What to produce
Note how many lines hold the string "name" and give that number without any other words.
[START]
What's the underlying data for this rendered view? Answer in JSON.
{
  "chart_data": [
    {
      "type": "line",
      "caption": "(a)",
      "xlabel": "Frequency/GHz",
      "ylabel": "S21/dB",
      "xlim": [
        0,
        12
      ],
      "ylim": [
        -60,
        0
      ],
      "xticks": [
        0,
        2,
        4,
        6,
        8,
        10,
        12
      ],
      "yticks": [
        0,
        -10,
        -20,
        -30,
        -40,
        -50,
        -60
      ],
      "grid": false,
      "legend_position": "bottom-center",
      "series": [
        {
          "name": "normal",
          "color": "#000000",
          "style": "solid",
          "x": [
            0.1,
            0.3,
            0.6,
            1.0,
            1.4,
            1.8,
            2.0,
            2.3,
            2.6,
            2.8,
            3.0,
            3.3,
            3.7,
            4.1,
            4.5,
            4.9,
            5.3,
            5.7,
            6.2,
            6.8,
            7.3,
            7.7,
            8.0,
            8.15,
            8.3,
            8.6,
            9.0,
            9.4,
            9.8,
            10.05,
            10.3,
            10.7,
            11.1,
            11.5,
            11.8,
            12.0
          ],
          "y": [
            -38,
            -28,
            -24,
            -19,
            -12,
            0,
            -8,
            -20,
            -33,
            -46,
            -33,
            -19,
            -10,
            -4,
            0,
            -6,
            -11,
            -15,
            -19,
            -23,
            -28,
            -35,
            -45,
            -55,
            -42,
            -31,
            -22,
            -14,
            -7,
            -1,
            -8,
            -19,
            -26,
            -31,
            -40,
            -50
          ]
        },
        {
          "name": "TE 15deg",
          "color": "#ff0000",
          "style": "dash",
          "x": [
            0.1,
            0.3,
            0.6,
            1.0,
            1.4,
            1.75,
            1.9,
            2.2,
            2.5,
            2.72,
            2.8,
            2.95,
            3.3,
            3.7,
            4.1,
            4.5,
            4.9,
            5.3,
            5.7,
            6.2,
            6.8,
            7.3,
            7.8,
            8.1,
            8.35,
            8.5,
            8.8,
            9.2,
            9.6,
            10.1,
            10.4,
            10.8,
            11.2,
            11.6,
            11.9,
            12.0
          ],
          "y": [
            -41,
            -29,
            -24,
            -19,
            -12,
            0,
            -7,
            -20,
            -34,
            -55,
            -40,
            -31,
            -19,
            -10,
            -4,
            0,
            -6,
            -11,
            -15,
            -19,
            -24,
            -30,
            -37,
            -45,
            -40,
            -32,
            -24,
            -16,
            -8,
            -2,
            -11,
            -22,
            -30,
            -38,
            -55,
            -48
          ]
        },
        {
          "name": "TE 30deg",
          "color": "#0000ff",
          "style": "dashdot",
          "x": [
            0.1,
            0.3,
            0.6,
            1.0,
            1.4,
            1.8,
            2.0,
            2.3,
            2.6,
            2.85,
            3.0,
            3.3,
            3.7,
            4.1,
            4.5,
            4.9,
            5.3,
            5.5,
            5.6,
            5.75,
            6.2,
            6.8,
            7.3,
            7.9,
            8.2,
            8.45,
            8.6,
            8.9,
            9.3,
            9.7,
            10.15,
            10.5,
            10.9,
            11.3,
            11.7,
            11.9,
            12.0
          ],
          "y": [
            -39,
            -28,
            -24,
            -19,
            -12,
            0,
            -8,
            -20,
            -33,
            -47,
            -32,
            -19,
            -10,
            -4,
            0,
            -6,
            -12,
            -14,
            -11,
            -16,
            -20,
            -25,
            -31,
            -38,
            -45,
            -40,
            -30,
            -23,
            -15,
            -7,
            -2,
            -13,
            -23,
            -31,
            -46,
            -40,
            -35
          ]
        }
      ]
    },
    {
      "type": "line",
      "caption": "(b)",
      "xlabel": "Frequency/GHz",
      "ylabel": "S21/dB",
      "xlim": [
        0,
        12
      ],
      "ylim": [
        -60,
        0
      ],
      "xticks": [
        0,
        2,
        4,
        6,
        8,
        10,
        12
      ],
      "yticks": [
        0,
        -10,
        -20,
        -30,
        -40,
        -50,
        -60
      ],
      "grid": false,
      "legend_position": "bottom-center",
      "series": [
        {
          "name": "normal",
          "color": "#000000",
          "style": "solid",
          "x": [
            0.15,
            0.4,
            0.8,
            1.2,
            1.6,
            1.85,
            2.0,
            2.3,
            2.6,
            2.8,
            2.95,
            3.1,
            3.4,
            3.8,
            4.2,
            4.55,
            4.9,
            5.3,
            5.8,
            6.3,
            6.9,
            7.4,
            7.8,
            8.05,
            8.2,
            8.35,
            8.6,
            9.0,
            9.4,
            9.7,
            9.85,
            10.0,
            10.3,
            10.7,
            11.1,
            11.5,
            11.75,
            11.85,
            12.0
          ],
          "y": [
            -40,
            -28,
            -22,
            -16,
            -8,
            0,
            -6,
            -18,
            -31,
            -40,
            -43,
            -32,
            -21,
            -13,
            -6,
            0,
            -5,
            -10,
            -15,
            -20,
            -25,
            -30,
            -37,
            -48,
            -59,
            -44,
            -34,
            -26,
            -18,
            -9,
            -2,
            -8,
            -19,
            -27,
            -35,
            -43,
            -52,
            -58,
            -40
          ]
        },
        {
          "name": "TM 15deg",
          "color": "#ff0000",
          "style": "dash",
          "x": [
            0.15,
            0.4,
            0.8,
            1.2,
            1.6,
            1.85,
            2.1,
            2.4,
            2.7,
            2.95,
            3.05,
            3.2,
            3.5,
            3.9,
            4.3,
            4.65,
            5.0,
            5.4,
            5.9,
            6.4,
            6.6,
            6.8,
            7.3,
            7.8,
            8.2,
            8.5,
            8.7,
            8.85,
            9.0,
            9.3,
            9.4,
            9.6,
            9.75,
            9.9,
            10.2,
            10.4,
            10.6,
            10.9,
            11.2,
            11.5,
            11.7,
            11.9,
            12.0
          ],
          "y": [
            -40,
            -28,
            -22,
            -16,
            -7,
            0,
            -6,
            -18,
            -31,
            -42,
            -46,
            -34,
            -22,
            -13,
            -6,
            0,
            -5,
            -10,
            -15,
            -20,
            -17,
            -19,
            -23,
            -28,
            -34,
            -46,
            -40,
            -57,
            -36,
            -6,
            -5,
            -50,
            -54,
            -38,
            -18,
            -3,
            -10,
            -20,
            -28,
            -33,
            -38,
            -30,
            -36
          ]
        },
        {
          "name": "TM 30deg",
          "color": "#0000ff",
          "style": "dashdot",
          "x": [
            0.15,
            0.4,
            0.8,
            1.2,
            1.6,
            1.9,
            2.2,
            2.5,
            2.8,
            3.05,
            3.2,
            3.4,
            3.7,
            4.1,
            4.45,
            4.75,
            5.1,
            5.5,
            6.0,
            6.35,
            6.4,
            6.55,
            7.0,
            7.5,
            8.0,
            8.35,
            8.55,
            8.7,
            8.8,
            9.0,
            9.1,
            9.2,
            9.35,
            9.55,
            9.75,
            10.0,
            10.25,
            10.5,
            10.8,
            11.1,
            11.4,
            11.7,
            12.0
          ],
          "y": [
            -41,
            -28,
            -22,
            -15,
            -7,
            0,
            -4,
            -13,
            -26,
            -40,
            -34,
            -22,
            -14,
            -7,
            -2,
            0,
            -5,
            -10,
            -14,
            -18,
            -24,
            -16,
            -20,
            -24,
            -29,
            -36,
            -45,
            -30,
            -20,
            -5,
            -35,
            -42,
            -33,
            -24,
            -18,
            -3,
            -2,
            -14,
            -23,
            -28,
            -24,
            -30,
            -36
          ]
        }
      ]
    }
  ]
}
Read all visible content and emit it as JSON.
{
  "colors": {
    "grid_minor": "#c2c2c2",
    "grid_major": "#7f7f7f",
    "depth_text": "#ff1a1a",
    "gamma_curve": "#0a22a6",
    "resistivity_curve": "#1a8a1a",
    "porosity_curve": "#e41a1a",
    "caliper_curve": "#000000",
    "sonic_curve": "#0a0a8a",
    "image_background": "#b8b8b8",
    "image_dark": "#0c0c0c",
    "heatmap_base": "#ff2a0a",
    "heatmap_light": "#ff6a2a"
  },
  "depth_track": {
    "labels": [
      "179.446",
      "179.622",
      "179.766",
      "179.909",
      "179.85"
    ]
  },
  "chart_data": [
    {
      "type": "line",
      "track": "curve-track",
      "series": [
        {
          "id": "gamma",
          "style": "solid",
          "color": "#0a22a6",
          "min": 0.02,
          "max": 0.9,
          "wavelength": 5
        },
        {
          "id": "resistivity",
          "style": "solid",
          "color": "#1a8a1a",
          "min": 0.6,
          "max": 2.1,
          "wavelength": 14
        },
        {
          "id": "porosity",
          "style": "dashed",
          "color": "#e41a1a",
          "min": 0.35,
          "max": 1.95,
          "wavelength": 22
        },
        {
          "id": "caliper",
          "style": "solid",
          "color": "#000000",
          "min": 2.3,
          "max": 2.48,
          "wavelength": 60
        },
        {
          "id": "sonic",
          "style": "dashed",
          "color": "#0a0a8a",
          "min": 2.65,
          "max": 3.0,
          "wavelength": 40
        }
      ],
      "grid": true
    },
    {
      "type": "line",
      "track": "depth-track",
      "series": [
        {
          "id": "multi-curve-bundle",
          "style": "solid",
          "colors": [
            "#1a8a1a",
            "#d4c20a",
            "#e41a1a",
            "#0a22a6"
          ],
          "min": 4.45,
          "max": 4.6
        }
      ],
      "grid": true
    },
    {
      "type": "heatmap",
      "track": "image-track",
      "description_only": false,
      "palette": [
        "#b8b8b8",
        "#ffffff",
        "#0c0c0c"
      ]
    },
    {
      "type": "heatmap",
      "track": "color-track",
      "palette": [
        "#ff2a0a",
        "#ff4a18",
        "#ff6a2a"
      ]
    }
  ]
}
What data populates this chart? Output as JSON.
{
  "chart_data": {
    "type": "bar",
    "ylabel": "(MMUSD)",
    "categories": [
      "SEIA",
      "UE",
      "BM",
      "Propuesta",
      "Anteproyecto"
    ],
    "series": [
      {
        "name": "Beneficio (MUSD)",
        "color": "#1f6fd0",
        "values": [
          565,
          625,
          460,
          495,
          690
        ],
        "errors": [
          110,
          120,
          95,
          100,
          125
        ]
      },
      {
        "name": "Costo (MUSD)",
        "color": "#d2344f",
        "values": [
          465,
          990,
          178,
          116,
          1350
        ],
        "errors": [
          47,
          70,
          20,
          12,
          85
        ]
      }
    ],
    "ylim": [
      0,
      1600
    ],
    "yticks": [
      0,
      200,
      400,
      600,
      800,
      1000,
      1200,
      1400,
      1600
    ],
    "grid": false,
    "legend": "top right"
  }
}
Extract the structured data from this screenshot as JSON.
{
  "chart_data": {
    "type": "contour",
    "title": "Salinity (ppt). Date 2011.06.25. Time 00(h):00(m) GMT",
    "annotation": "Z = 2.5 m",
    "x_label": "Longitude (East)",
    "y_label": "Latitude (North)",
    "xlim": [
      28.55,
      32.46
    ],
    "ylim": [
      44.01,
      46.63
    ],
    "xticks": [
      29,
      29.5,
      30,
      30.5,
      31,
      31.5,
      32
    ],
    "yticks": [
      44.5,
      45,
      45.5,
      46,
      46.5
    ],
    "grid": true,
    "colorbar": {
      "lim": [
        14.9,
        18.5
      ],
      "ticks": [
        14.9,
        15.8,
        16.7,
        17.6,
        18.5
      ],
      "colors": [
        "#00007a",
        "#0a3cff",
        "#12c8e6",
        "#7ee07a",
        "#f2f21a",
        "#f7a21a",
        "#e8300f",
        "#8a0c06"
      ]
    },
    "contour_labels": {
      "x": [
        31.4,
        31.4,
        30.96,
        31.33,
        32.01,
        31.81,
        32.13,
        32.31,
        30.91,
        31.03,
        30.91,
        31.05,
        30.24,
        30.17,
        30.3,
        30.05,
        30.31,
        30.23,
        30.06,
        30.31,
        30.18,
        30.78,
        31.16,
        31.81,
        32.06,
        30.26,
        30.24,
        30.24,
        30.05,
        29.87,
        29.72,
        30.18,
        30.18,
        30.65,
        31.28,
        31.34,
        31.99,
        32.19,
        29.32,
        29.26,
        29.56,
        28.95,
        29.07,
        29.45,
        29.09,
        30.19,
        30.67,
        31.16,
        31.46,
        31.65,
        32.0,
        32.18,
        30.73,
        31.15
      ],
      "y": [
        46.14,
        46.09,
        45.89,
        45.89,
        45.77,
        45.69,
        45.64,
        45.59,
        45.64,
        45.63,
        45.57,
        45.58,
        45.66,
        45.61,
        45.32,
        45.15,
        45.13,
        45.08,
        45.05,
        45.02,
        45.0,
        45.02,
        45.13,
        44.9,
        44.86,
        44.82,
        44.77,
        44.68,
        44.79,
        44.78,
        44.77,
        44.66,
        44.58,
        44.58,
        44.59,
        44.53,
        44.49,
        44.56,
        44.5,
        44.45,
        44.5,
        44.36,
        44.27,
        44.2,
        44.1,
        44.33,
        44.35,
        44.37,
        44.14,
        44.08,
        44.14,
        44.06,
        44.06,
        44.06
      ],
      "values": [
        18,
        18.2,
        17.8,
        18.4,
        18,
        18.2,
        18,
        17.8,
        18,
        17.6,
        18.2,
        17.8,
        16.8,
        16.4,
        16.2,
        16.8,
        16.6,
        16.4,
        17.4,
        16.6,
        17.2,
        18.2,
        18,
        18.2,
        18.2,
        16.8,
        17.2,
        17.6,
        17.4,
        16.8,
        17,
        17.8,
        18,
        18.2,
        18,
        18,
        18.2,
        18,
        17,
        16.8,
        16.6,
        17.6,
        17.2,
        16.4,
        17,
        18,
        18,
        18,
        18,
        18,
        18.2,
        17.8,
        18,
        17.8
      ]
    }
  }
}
[END]
Written answer
8